[Task statement] Omitting all pictures, print the lines of the listing from the one containing "Give me the" through the final line, both ends included, with no other text.
>> begin
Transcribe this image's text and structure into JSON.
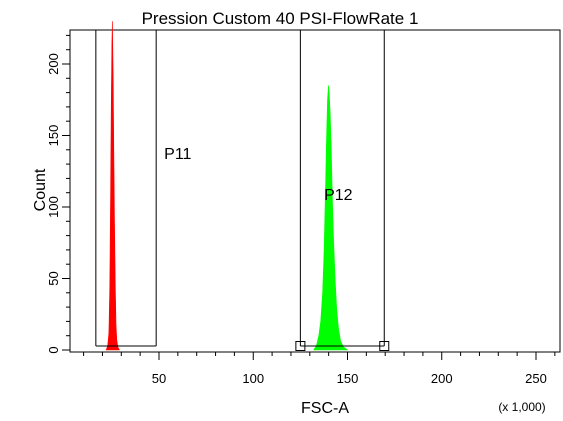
{
  "chart_data": {
    "type": "histogram",
    "title": "Pression Custom 40 PSI-FlowRate 1",
    "xlabel": "FSC-A",
    "ylabel": "Count",
    "x_scale_note": "(x 1,000)",
    "xlim": [
      0,
      262
    ],
    "ylim": [
      0,
      230
    ],
    "x_ticks": [
      50,
      100,
      150,
      200,
      250
    ],
    "x_tick_labels": [
      "50",
      "100",
      "150",
      "200",
      "250"
    ],
    "y_ticks": [
      0,
      50,
      100,
      150,
      200
    ],
    "y_tick_labels": [
      "0",
      "50",
      "100",
      "150",
      "200"
    ],
    "grid": false,
    "series": [
      {
        "color": "#ff0000",
        "points": [
          [
            22.0,
            0
          ],
          [
            22.8,
            3
          ],
          [
            23.4,
            12
          ],
          [
            23.9,
            45
          ],
          [
            24.3,
            110
          ],
          [
            24.7,
            175
          ],
          [
            25.0,
            215
          ],
          [
            25.3,
            230
          ],
          [
            25.7,
            190
          ],
          [
            26.0,
            140
          ],
          [
            26.4,
            90
          ],
          [
            26.8,
            45
          ],
          [
            27.2,
            18
          ],
          [
            27.6,
            7
          ],
          [
            28.2,
            2
          ],
          [
            29.0,
            0
          ]
        ]
      },
      {
        "color": "#00ff00",
        "points": [
          [
            132.0,
            0
          ],
          [
            133.5,
            3
          ],
          [
            134.8,
            10
          ],
          [
            135.8,
            20
          ],
          [
            136.8,
            40
          ],
          [
            137.6,
            70
          ],
          [
            138.3,
            110
          ],
          [
            138.9,
            150
          ],
          [
            139.4,
            175
          ],
          [
            139.9,
            185
          ],
          [
            140.3,
            180
          ],
          [
            140.8,
            165
          ],
          [
            141.4,
            140
          ],
          [
            142.0,
            105
          ],
          [
            142.7,
            75
          ],
          [
            143.4,
            50
          ],
          [
            144.2,
            30
          ],
          [
            145.2,
            15
          ],
          [
            146.4,
            6
          ],
          [
            148.0,
            2
          ],
          [
            150.0,
            0
          ]
        ]
      }
    ],
    "gates": [
      {
        "label": "P11",
        "x_min": 16.5,
        "x_max": 48.5
      },
      {
        "label": "P12",
        "x_min": 125.0,
        "x_max": 169.5
      }
    ]
  }
}
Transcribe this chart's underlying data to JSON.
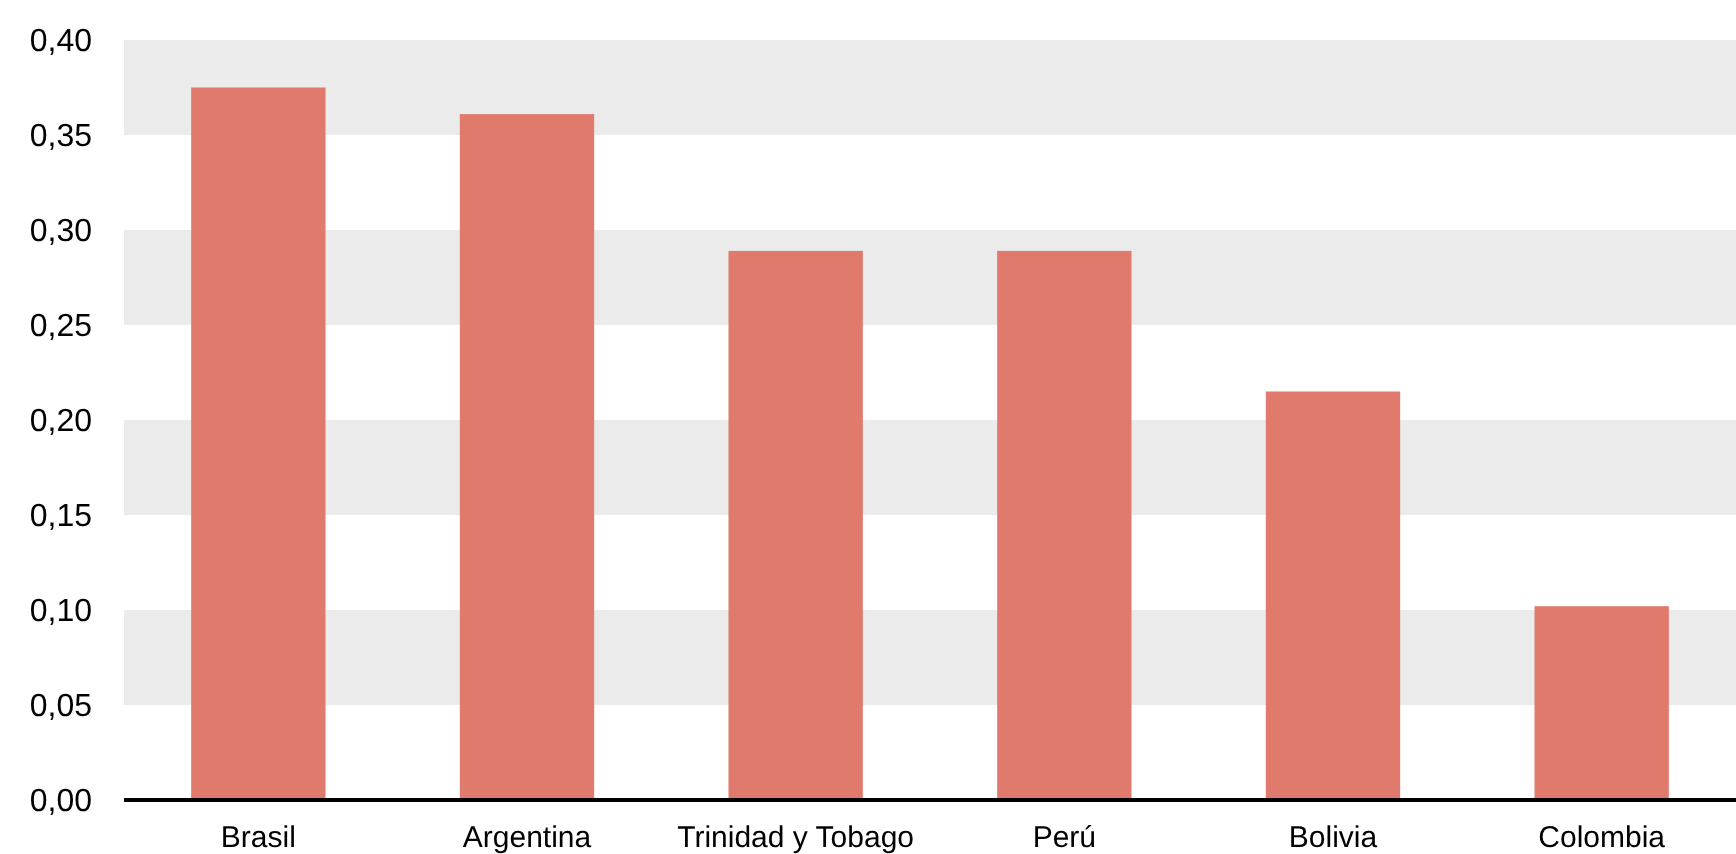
{
  "chart_data": {
    "type": "bar",
    "categories": [
      "Brasil",
      "Argentina",
      "Trinidad y Tobago",
      "Perú",
      "Bolivia",
      "Colombia"
    ],
    "values": [
      0.375,
      0.361,
      0.289,
      0.289,
      0.215,
      0.102
    ],
    "color": "#e07a6c",
    "ylim": [
      0,
      0.4
    ],
    "yticks": [
      {
        "value": 0,
        "label": "0,00"
      },
      {
        "value": 0.05,
        "label": "0,05"
      },
      {
        "value": 0.1,
        "label": "0,10"
      },
      {
        "value": 0.15,
        "label": "0,15"
      },
      {
        "value": 0.2,
        "label": "0,20"
      },
      {
        "value": 0.25,
        "label": "0,25"
      },
      {
        "value": 0.3,
        "label": "0,30"
      },
      {
        "value": 0.35,
        "label": "0,35"
      },
      {
        "value": 0.4,
        "label": "0,40"
      }
    ],
    "bands": [
      {
        "axis": "y",
        "from": 0.05,
        "to": 0.1,
        "color": "#ebebeb"
      },
      {
        "axis": "y",
        "from": 0.15,
        "to": 0.2,
        "color": "#ebebeb"
      },
      {
        "axis": "y",
        "from": 0.25,
        "to": 0.3,
        "color": "#ebebeb"
      },
      {
        "axis": "y",
        "from": 0.35,
        "to": 0.4,
        "color": "#ebebeb"
      }
    ]
  }
}
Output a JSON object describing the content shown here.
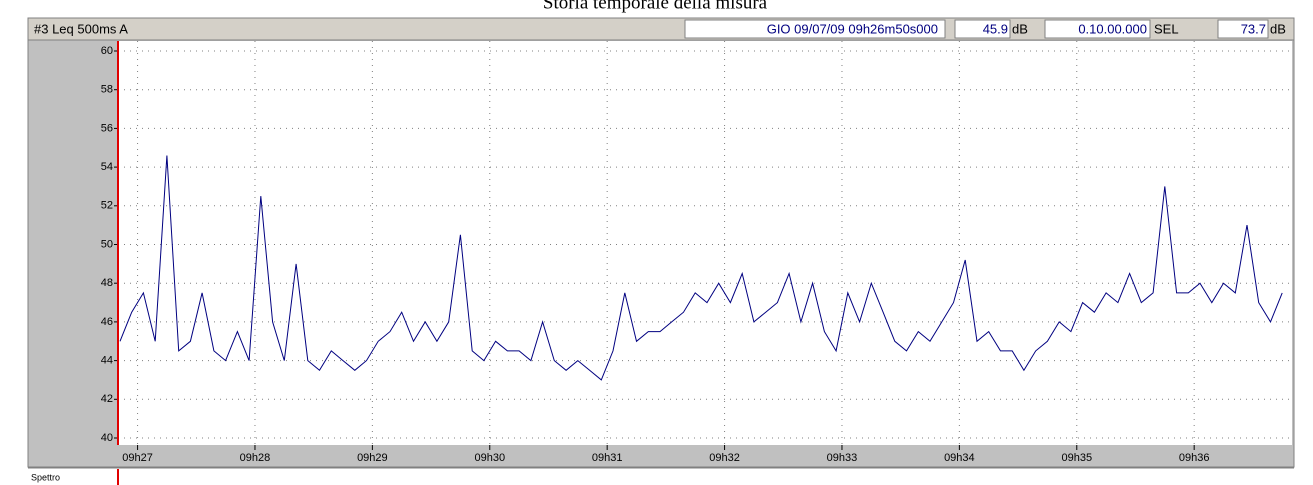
{
  "chart_data": {
    "type": "line",
    "title": "Storia temporale della misura",
    "header": {
      "channel": "#3  Leq 500ms  A",
      "start": "GIO 09/07/09 09h26m50s000",
      "level": "45.9",
      "level_unit": "dB",
      "duration": "0.10.00.000",
      "sel_label": "SEL",
      "sel": "73.7",
      "sel_unit": "dB"
    },
    "panel_label": "Spettro",
    "xlim": [
      26.8333,
      36.8333
    ],
    "xticks": [
      {
        "value": 27,
        "label": "09h27"
      },
      {
        "value": 28,
        "label": "09h28"
      },
      {
        "value": 29,
        "label": "09h29"
      },
      {
        "value": 30,
        "label": "09h30"
      },
      {
        "value": 31,
        "label": "09h31"
      },
      {
        "value": 32,
        "label": "09h32"
      },
      {
        "value": 33,
        "label": "09h33"
      },
      {
        "value": 34,
        "label": "09h34"
      },
      {
        "value": 35,
        "label": "09h35"
      },
      {
        "value": 36,
        "label": "09h36"
      }
    ],
    "ylim": [
      40,
      60
    ],
    "yticks": [
      40,
      42,
      44,
      46,
      48,
      50,
      52,
      54,
      56,
      58,
      60
    ],
    "grid": true,
    "x": [
      26.85,
      26.95,
      27.05,
      27.15,
      27.25,
      27.35,
      27.45,
      27.55,
      27.65,
      27.75,
      27.85,
      27.95,
      28.05,
      28.15,
      28.25,
      28.35,
      28.45,
      28.55,
      28.65,
      28.75,
      28.85,
      28.95,
      29.05,
      29.15,
      29.25,
      29.35,
      29.45,
      29.55,
      29.65,
      29.75,
      29.85,
      29.95,
      30.05,
      30.15,
      30.25,
      30.35,
      30.45,
      30.55,
      30.65,
      30.75,
      30.85,
      30.95,
      31.05,
      31.15,
      31.25,
      31.35,
      31.45,
      31.55,
      31.65,
      31.75,
      31.85,
      31.95,
      32.05,
      32.15,
      32.25,
      32.35,
      32.45,
      32.55,
      32.65,
      32.75,
      32.85,
      32.95,
      33.05,
      33.15,
      33.25,
      33.35,
      33.45,
      33.55,
      33.65,
      33.75,
      33.85,
      33.95,
      34.05,
      34.15,
      34.25,
      34.35,
      34.45,
      34.55,
      34.65,
      34.75,
      34.85,
      34.95,
      35.05,
      35.15,
      35.25,
      35.35,
      35.45,
      35.55,
      35.65,
      35.75,
      35.85,
      35.95,
      36.05,
      36.15,
      36.25,
      36.35,
      36.45,
      36.55,
      36.65,
      36.75
    ],
    "series": [
      {
        "name": "Leq",
        "color": "#000080",
        "values": [
          45,
          46.5,
          47.5,
          45,
          54.6,
          44.5,
          45,
          47.5,
          44.5,
          44,
          45.5,
          44,
          52.5,
          46,
          44,
          49,
          44,
          43.5,
          44.5,
          44,
          43.5,
          44,
          45,
          45.5,
          46.5,
          45,
          46,
          45,
          46,
          50.5,
          44.5,
          44,
          45,
          44.5,
          44.5,
          44,
          46,
          44,
          43.5,
          44,
          43.5,
          43,
          44.5,
          47.5,
          45,
          45.5,
          45.5,
          46,
          46.5,
          47.5,
          47,
          48,
          47,
          48.5,
          46,
          46.5,
          47,
          48.5,
          46,
          48,
          45.5,
          44.5,
          47.5,
          46,
          48,
          46.5,
          45,
          44.5,
          45.5,
          45,
          46,
          47,
          49.2,
          45,
          45.5,
          44.5,
          44.5,
          43.5,
          44.5,
          45,
          46,
          45.5,
          47,
          46.5,
          47.5,
          47,
          48.5,
          47,
          47.5,
          53,
          47.5,
          47.5,
          48,
          47,
          48,
          47.5,
          51,
          47,
          46,
          47.5
        ]
      }
    ]
  }
}
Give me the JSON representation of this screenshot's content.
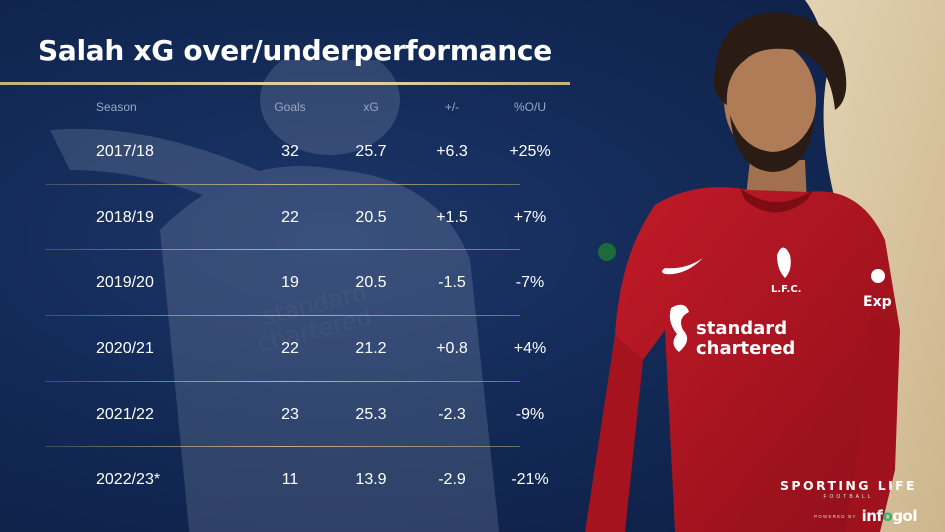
{
  "title": "Salah xG over/underperformance",
  "table": {
    "headers": [
      "Season",
      "Goals",
      "xG",
      "+/-",
      "%O/U"
    ],
    "rows": [
      {
        "season": "2017/18",
        "goals": "32",
        "xg": "25.7",
        "diff": "+6.3",
        "pct": "+25%"
      },
      {
        "season": "2018/19",
        "goals": "22",
        "xg": "20.5",
        "diff": "+1.5",
        "pct": "+7%"
      },
      {
        "season": "2019/20",
        "goals": "19",
        "xg": "20.5",
        "diff": "-1.5",
        "pct": "-7%"
      },
      {
        "season": "2020/21",
        "goals": "22",
        "xg": "21.2",
        "diff": "+0.8",
        "pct": "+4%"
      },
      {
        "season": "2021/22",
        "goals": "23",
        "xg": "25.3",
        "diff": "-2.3",
        "pct": "-9%"
      },
      {
        "season": "2022/23*",
        "goals": "11",
        "xg": "13.9",
        "diff": "-2.9",
        "pct": "-21%"
      }
    ]
  },
  "photo": {
    "shirt_sponsor_line1": "standard",
    "shirt_sponsor_line2": "chartered",
    "crest_text": "L.F.C.",
    "sleeve_sponsor": "Exp"
  },
  "ghost": {
    "sponsor_line1": "standard",
    "sponsor_line2": "chartered"
  },
  "branding": {
    "name": "SPORTING LIFE",
    "sub": "FOOTBALL",
    "powered_by": "POWERED BY",
    "partner_a": "inf",
    "partner_b": "o",
    "partner_c": "g",
    "partner_d": "o",
    "partner_e": "l"
  },
  "colors": {
    "background": "#132a57",
    "accent_gold": "#c8b07a",
    "shirt_red": "#b3121f",
    "infogol_green": "#2bb673"
  }
}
>> end
[Full answer]
Give me the JSON representation of this screenshot's content.
{
  "title": "Salah xG over/underperformance",
  "table": {
    "headers": [
      "Season",
      "Goals",
      "xG",
      "+/-",
      "%O/U"
    ],
    "rows": [
      {
        "season": "2017/18",
        "goals": "32",
        "xg": "25.7",
        "diff": "+6.3",
        "pct": "+25%"
      },
      {
        "season": "2018/19",
        "goals": "22",
        "xg": "20.5",
        "diff": "+1.5",
        "pct": "+7%"
      },
      {
        "season": "2019/20",
        "goals": "19",
        "xg": "20.5",
        "diff": "-1.5",
        "pct": "-7%"
      },
      {
        "season": "2020/21",
        "goals": "22",
        "xg": "21.2",
        "diff": "+0.8",
        "pct": "+4%"
      },
      {
        "season": "2021/22",
        "goals": "23",
        "xg": "25.3",
        "diff": "-2.3",
        "pct": "-9%"
      },
      {
        "season": "2022/23*",
        "goals": "11",
        "xg": "13.9",
        "diff": "-2.9",
        "pct": "-21%"
      }
    ]
  },
  "photo": {
    "shirt_sponsor_line1": "standard",
    "shirt_sponsor_line2": "chartered",
    "crest_text": "L.F.C.",
    "sleeve_sponsor": "Exp"
  },
  "ghost": {
    "sponsor_line1": "standard",
    "sponsor_line2": "chartered"
  },
  "branding": {
    "name": "SPORTING LIFE",
    "sub": "FOOTBALL",
    "powered_by": "POWERED BY",
    "partner_a": "inf",
    "partner_b": "o",
    "partner_c": "g",
    "partner_d": "o",
    "partner_e": "l"
  },
  "colors": {
    "background": "#132a57",
    "accent_gold": "#c8b07a",
    "shirt_red": "#b3121f",
    "infogol_green": "#2bb673"
  }
}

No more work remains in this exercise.